Start DATA ENTRIES

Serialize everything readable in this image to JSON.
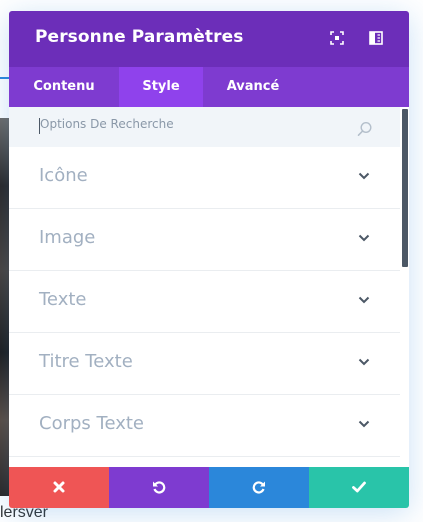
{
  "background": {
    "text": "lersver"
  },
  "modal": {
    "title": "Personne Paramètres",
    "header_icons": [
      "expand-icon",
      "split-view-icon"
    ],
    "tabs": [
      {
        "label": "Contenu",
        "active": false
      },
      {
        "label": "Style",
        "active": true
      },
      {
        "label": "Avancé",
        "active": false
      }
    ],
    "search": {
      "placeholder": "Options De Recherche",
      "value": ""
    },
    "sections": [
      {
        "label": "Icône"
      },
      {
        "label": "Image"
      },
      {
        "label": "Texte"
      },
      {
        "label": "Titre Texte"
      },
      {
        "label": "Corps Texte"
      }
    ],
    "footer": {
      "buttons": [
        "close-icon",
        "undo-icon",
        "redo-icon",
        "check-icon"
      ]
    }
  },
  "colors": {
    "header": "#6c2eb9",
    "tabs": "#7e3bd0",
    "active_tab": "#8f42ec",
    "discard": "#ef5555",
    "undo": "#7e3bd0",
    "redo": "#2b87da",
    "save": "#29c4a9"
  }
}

End DATA ENTRIES
Start DATA ENTRIES

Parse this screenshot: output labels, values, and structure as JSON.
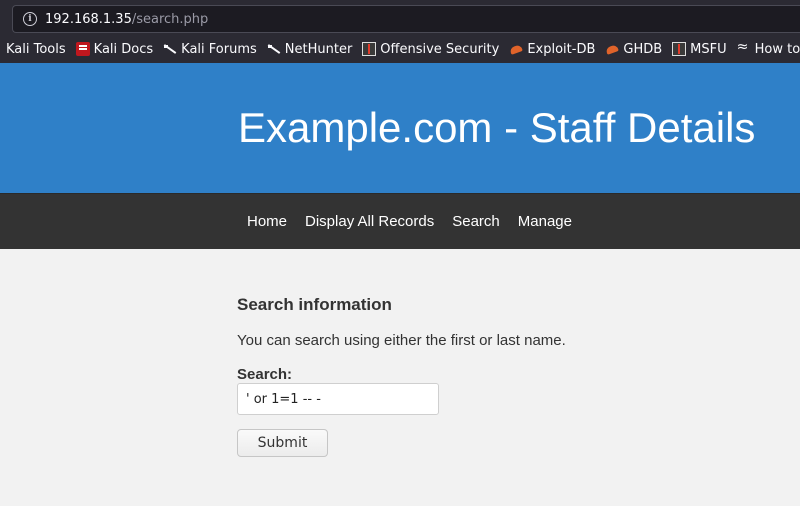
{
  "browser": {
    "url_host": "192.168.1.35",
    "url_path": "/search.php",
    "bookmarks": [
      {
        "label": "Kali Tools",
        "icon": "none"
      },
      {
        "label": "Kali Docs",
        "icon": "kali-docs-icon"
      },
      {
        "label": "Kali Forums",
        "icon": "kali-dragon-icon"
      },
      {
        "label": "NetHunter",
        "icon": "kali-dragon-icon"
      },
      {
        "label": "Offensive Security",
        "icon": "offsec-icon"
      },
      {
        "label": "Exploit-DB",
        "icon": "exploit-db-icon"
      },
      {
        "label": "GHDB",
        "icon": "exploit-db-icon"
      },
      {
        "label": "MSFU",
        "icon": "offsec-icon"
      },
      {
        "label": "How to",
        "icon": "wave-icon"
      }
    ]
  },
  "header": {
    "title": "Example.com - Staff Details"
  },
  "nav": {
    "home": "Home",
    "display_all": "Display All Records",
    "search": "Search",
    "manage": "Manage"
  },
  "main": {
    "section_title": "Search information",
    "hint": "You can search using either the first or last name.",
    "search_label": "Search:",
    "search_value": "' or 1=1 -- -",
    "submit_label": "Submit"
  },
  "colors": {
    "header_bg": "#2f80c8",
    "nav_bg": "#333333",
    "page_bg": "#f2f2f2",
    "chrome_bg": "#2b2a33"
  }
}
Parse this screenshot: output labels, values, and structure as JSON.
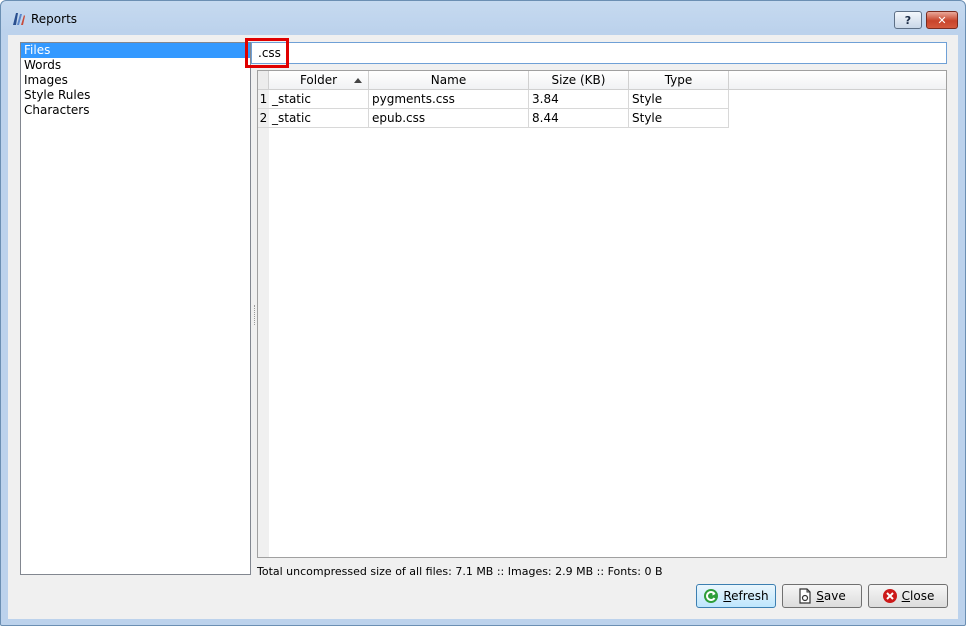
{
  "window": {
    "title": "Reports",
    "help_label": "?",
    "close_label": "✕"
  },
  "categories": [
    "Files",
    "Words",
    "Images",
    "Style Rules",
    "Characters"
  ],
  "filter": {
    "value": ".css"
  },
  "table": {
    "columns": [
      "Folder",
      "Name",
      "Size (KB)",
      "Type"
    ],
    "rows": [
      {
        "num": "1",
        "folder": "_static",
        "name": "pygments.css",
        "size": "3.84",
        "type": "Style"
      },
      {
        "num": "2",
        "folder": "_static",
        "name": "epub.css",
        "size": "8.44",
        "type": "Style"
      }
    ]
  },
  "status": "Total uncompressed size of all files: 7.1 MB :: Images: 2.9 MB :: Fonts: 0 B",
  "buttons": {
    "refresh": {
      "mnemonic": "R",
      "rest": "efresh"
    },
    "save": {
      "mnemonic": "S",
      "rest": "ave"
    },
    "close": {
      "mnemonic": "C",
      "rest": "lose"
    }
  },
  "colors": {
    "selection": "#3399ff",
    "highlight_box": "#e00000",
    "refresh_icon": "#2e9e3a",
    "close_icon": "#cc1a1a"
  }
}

End DATA ENTRIES

* [REQUIRED TASK]: Return every line in the listing that contains the word "Style".

* [REPLY]:
        "label": "Style",
    "Style Rules",
        "type": "Style"
        "type": "Style"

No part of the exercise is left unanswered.